Aim:
Return every row below word for word, but leave out the pictures.
%%
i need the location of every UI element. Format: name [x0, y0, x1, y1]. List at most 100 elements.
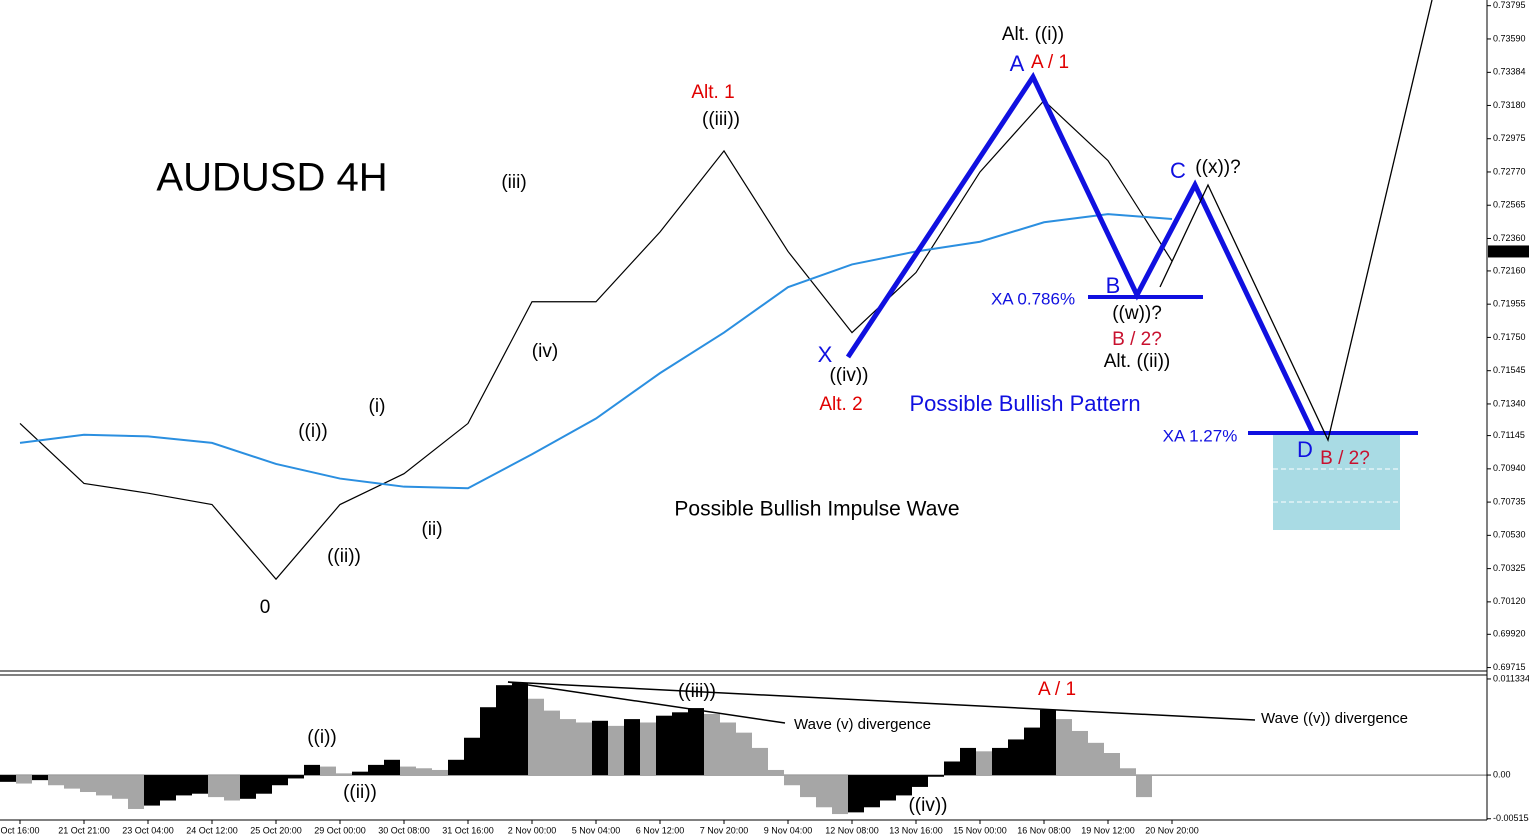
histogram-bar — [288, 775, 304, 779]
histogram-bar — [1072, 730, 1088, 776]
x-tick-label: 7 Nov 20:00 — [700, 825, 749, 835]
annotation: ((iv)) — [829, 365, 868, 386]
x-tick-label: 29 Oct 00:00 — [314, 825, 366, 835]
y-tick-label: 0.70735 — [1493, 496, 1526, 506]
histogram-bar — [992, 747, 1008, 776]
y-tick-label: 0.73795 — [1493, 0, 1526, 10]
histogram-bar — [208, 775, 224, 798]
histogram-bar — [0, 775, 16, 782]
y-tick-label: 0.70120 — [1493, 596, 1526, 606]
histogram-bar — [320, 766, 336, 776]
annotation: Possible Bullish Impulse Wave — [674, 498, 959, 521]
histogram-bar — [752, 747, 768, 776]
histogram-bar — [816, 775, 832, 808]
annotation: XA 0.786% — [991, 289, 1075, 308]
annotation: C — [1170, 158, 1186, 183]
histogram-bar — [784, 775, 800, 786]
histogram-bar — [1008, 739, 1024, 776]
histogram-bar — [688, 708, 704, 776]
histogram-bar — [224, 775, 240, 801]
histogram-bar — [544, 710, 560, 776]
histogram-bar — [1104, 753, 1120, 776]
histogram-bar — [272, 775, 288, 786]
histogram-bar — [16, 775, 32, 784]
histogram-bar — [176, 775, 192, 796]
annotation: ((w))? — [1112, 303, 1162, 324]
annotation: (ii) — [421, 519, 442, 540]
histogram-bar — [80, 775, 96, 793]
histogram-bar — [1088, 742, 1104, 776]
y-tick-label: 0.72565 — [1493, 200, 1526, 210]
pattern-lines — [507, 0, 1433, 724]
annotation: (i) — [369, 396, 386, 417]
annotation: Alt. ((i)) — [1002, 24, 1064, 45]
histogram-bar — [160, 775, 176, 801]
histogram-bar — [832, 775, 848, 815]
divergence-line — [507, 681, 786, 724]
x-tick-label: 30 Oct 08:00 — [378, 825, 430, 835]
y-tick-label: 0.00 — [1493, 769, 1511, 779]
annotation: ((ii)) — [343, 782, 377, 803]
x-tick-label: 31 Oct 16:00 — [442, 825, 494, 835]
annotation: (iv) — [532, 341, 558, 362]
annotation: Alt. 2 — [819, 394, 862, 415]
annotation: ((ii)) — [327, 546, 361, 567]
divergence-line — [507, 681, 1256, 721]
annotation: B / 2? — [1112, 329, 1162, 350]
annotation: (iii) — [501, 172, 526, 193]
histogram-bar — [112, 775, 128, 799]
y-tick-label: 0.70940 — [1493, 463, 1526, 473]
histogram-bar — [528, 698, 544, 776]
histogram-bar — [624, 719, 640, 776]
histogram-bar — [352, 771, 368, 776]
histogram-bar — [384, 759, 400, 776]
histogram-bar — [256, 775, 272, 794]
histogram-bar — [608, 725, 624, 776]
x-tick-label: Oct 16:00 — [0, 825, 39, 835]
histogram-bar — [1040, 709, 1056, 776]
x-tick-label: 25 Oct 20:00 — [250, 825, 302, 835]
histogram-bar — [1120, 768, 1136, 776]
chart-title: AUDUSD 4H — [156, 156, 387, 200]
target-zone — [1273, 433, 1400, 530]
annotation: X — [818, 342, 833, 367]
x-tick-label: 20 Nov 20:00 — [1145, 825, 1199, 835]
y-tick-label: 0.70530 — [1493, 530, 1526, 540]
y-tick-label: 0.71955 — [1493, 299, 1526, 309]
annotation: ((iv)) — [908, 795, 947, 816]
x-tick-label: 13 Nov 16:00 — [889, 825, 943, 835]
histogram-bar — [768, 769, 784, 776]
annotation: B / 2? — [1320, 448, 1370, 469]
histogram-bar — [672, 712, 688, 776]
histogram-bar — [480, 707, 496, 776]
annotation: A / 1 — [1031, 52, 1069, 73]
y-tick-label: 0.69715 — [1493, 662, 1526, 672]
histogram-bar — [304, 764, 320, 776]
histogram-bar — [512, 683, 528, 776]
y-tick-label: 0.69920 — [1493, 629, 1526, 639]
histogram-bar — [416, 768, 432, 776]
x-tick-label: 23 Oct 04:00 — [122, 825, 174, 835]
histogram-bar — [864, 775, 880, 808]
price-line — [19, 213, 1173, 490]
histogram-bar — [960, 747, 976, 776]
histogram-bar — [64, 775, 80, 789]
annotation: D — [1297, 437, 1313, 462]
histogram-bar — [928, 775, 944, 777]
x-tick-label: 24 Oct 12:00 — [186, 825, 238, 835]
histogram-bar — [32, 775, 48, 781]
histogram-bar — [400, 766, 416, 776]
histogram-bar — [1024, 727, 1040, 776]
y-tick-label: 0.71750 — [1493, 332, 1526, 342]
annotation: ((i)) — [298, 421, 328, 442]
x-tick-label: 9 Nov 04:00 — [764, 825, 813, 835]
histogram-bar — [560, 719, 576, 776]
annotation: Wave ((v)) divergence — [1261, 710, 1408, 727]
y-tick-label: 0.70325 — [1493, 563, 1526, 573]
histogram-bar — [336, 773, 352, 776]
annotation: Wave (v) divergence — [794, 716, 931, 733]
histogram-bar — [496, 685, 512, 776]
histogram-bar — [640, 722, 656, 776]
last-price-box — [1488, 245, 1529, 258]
%%
Exercise output:
i need the location of every UI element. Format: name [x0, y0, x1, y1]. List at most 100 elements.
histogram-bar — [288, 775, 304, 779]
histogram-bar — [1072, 730, 1088, 776]
x-tick-label: 7 Nov 20:00 — [700, 825, 749, 835]
annotation: ((iv)) — [829, 365, 868, 386]
x-tick-label: 29 Oct 00:00 — [314, 825, 366, 835]
y-tick-label: 0.70735 — [1493, 496, 1526, 506]
histogram-bar — [992, 747, 1008, 776]
y-tick-label: 0.73795 — [1493, 0, 1526, 10]
histogram-bar — [208, 775, 224, 798]
histogram-bar — [0, 775, 16, 782]
y-tick-label: 0.70120 — [1493, 596, 1526, 606]
histogram-bar — [320, 766, 336, 776]
annotation: Possible Bullish Impulse Wave — [674, 498, 959, 521]
histogram-bar — [752, 747, 768, 776]
histogram-bar — [816, 775, 832, 808]
annotation: XA 0.786% — [991, 289, 1075, 308]
annotation: C — [1170, 158, 1186, 183]
histogram-bar — [784, 775, 800, 786]
histogram-bar — [1008, 739, 1024, 776]
histogram-bar — [688, 708, 704, 776]
histogram-bar — [224, 775, 240, 801]
histogram-bar — [544, 710, 560, 776]
histogram-bar — [1104, 753, 1120, 776]
histogram-bar — [272, 775, 288, 786]
histogram-bar — [16, 775, 32, 784]
histogram-bar — [176, 775, 192, 796]
annotation: ((w))? — [1112, 303, 1162, 324]
annotation: (ii) — [421, 519, 442, 540]
histogram-bar — [80, 775, 96, 793]
histogram-bar — [1088, 742, 1104, 776]
y-tick-label: 0.72565 — [1493, 200, 1526, 210]
pattern-lines — [507, 0, 1433, 724]
annotation: (i) — [369, 396, 386, 417]
annotation: Alt. ((i)) — [1002, 24, 1064, 45]
histogram-bar — [160, 775, 176, 801]
histogram-bar — [832, 775, 848, 815]
divergence-line — [507, 681, 786, 724]
x-tick-label: 30 Oct 08:00 — [378, 825, 430, 835]
y-tick-label: 0.00 — [1493, 769, 1511, 779]
annotation: ((ii)) — [343, 782, 377, 803]
x-tick-label: 31 Oct 16:00 — [442, 825, 494, 835]
annotation: (iv) — [532, 341, 558, 362]
annotation: Alt. 2 — [819, 394, 862, 415]
annotation: ((ii)) — [327, 546, 361, 567]
divergence-line — [507, 681, 1256, 721]
annotation: B / 2? — [1112, 329, 1162, 350]
annotation: (iii) — [501, 172, 526, 193]
histogram-bar — [112, 775, 128, 799]
y-tick-label: 0.70940 — [1493, 463, 1526, 473]
histogram-bar — [528, 698, 544, 776]
histogram-bar — [624, 719, 640, 776]
histogram-bar — [352, 771, 368, 776]
histogram-bar — [384, 759, 400, 776]
histogram-bar — [256, 775, 272, 794]
histogram-bar — [608, 725, 624, 776]
x-tick-label: Oct 16:00 — [0, 825, 39, 835]
histogram-bar — [1040, 709, 1056, 776]
x-tick-label: 25 Oct 20:00 — [250, 825, 302, 835]
histogram-bar — [1120, 768, 1136, 776]
chart-title: AUDUSD 4H — [156, 156, 387, 200]
target-zone — [1273, 433, 1400, 530]
annotation: X — [818, 342, 833, 367]
x-tick-label: 20 Nov 20:00 — [1145, 825, 1199, 835]
y-tick-label: 0.70530 — [1493, 530, 1526, 540]
y-tick-label: 0.71955 — [1493, 299, 1526, 309]
annotation: ((iv)) — [908, 795, 947, 816]
x-tick-label: 13 Nov 16:00 — [889, 825, 943, 835]
histogram-bar — [768, 769, 784, 776]
annotation: B / 2? — [1320, 448, 1370, 469]
histogram-bar — [672, 712, 688, 776]
histogram-bar — [480, 707, 496, 776]
annotation: A / 1 — [1031, 52, 1069, 73]
y-tick-label: 0.69715 — [1493, 662, 1526, 672]
histogram-bar — [304, 764, 320, 776]
histogram-bar — [512, 683, 528, 776]
y-tick-label: 0.69920 — [1493, 629, 1526, 639]
histogram-bar — [416, 768, 432, 776]
x-tick-label: 23 Oct 04:00 — [122, 825, 174, 835]
histogram-bar — [864, 775, 880, 808]
price-line — [19, 213, 1173, 490]
histogram-bar — [960, 747, 976, 776]
histogram-bar — [64, 775, 80, 789]
annotation: D — [1297, 437, 1313, 462]
histogram-bar — [928, 775, 944, 777]
x-tick-label: 24 Oct 12:00 — [186, 825, 238, 835]
histogram-bar — [32, 775, 48, 781]
histogram-bar — [400, 766, 416, 776]
histogram-bar — [1024, 727, 1040, 776]
y-tick-label: 0.71750 — [1493, 332, 1526, 342]
annotation: ((i)) — [298, 421, 328, 442]
x-tick-label: 9 Nov 04:00 — [764, 825, 813, 835]
histogram-bar — [560, 719, 576, 776]
annotation: Wave ((v)) divergence — [1261, 710, 1408, 727]
y-tick-label: 0.70325 — [1493, 563, 1526, 573]
histogram-bar — [336, 773, 352, 776]
annotation: Wave (v) divergence — [794, 716, 931, 733]
histogram-bar — [496, 685, 512, 776]
histogram-bar — [640, 722, 656, 776]
last-price-box — [1488, 245, 1529, 258]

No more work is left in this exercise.